Given exercise ▸ Gather each line of the records where "nAllowed" appears.

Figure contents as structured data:
* START *
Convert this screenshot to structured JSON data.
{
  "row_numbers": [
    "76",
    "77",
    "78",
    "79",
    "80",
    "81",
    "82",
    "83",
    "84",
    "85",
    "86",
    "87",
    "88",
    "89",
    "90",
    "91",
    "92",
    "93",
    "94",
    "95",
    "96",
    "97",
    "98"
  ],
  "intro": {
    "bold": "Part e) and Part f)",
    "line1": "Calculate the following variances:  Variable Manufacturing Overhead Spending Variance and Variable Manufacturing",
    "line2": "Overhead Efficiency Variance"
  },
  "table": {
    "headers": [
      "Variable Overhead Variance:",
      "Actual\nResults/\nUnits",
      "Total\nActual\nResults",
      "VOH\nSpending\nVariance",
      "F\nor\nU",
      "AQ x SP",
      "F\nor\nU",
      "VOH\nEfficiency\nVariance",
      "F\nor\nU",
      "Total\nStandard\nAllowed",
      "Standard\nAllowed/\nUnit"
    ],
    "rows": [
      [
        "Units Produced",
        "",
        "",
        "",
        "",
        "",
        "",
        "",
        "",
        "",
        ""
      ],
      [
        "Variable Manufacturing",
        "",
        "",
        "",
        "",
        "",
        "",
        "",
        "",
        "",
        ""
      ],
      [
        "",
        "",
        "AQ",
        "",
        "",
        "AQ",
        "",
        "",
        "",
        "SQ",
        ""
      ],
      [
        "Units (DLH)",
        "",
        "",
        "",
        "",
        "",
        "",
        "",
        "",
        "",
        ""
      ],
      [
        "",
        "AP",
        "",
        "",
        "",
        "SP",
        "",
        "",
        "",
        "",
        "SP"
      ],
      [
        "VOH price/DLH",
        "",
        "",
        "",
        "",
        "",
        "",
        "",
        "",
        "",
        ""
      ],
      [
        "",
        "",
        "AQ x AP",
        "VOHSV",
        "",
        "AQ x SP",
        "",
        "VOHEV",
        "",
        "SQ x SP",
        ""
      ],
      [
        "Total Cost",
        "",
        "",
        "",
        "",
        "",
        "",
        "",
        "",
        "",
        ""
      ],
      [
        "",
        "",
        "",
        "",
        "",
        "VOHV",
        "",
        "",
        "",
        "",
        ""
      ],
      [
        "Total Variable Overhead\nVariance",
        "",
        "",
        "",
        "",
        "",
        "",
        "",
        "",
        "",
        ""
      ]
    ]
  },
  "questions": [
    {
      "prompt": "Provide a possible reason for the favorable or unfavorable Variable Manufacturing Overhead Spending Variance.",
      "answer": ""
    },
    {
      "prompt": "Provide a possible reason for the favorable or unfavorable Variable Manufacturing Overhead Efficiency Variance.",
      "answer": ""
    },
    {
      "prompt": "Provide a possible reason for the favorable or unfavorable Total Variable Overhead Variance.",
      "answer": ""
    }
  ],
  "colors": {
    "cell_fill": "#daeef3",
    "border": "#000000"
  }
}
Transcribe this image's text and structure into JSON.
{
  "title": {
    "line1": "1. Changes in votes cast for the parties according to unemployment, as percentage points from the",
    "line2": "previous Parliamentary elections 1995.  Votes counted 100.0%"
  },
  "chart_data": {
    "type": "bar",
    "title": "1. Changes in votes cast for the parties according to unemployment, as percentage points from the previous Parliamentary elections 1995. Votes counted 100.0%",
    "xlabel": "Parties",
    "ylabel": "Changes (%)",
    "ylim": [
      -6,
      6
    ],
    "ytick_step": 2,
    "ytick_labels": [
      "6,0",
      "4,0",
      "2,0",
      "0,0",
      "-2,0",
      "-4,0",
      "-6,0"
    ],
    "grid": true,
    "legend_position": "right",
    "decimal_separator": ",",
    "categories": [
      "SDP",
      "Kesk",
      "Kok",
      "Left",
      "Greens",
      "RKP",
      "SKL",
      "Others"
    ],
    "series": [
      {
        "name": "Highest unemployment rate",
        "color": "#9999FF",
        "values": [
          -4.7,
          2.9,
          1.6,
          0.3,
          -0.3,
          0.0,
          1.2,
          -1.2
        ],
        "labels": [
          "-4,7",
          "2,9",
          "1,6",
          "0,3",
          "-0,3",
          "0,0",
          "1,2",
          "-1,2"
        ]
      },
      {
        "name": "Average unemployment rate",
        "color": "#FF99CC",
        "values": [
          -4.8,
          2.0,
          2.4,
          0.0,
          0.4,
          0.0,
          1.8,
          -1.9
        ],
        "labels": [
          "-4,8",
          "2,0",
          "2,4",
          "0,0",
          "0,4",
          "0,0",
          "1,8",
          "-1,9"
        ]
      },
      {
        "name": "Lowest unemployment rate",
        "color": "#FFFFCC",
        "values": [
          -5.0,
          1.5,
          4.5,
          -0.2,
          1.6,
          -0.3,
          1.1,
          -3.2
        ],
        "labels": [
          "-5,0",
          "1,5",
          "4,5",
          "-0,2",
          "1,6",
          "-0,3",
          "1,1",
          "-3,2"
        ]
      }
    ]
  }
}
* END *
Answer ▸
      "Total\nStandard\nAllowed",
      "Standard\nAllowed/\nUnit"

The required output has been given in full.